### Required work
Reply with one number: how many lines contain the word "JSON".

### Supplied information

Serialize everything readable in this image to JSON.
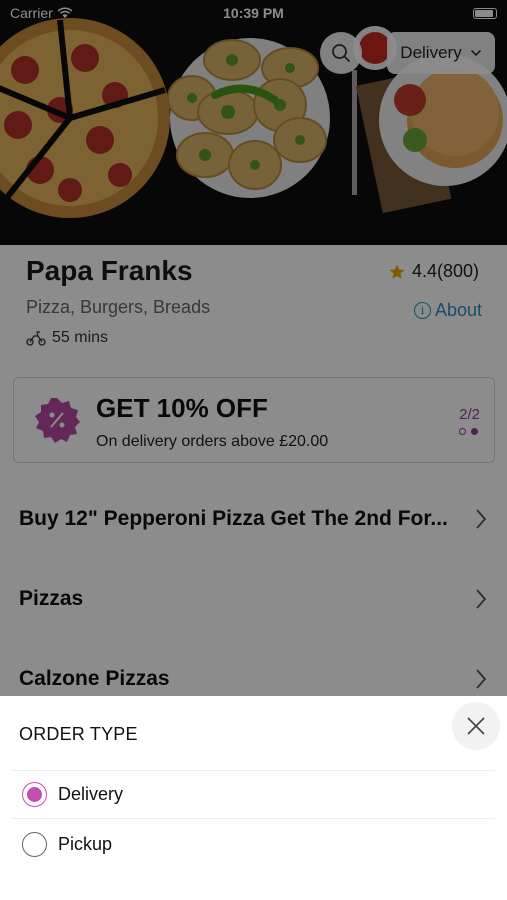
{
  "status_bar": {
    "carrier": "Carrier",
    "time": "10:39 PM"
  },
  "header": {
    "order_type_label": "Delivery"
  },
  "restaurant": {
    "name": "Papa Franks",
    "rating": "4.4(800)",
    "cuisines": "Pizza, Burgers, Breads",
    "about_label": "About",
    "eta": "55 mins"
  },
  "offer": {
    "title": "GET 10% OFF",
    "subtitle": "On delivery orders above £20.00",
    "counter": "2/2",
    "current_index": 2,
    "total": 2
  },
  "categories": [
    {
      "label": "Buy 12\" Pepperoni Pizza Get The 2nd For..."
    },
    {
      "label": "Pizzas"
    },
    {
      "label": "Calzone Pizzas"
    }
  ],
  "order_type_sheet": {
    "title": "ORDER TYPE",
    "options": [
      {
        "label": "Delivery",
        "selected": true
      },
      {
        "label": "Pickup",
        "selected": false
      }
    ]
  },
  "colors": {
    "accent": "#c44fb0",
    "link": "#2a8fbf",
    "star": "#f0a500"
  }
}
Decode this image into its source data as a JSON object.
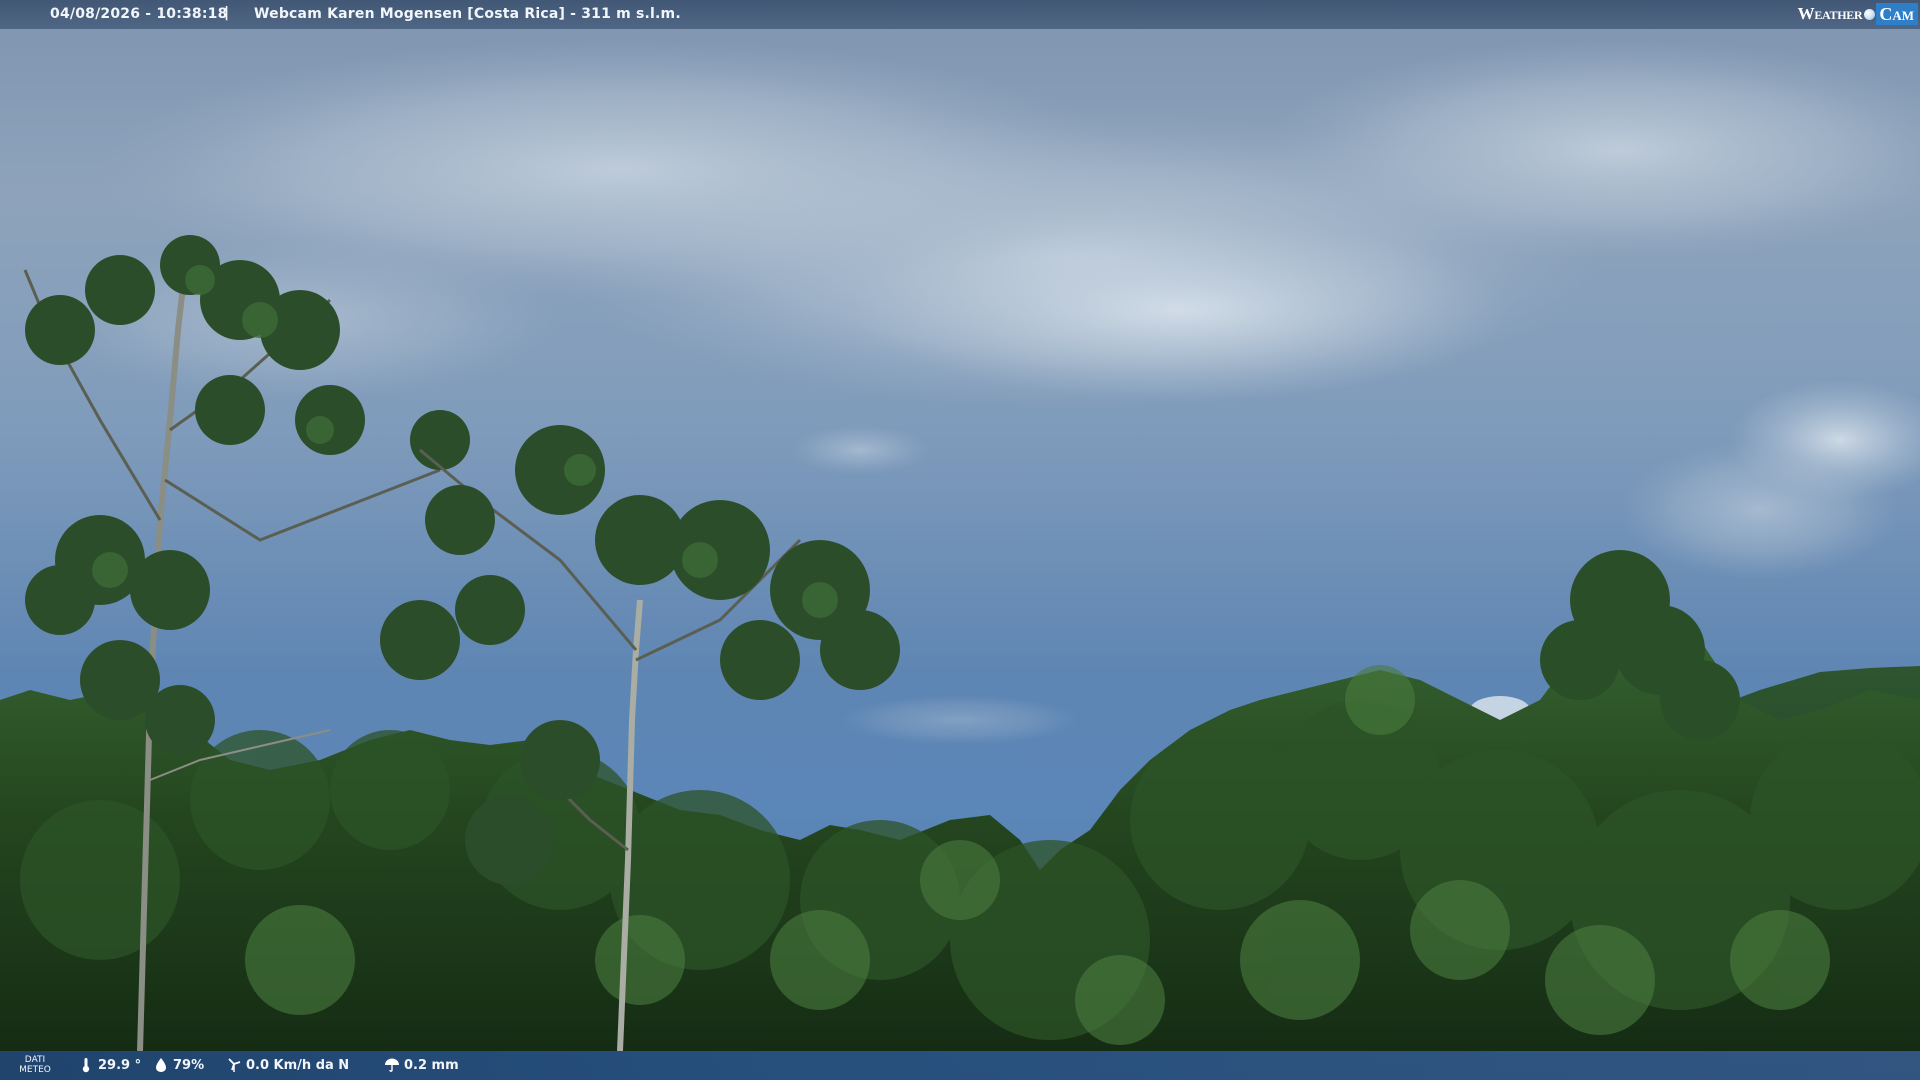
{
  "header": {
    "timestamp": "04/08/2026 - 10:38:18",
    "separator": "|",
    "title": "Webcam Karen Mogensen [Costa Rica]  - 311 m s.l.m."
  },
  "brand": {
    "weather": "Weather",
    "cam": "Cam"
  },
  "weather_data": {
    "label_line1": "DATI",
    "label_line2": "METEO",
    "temperature": "29.9 °",
    "humidity": "79%",
    "wind": "0.0 Km/h da N",
    "rain": "0.2 mm"
  },
  "colors": {
    "sky_top": "#8ea3bb",
    "sky_bottom": "#5b86b8",
    "foliage_dark": "#1f3a1c",
    "foliage_mid": "#2f5a2a",
    "brand_blue": "#2f7fc8"
  }
}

### Full solution
2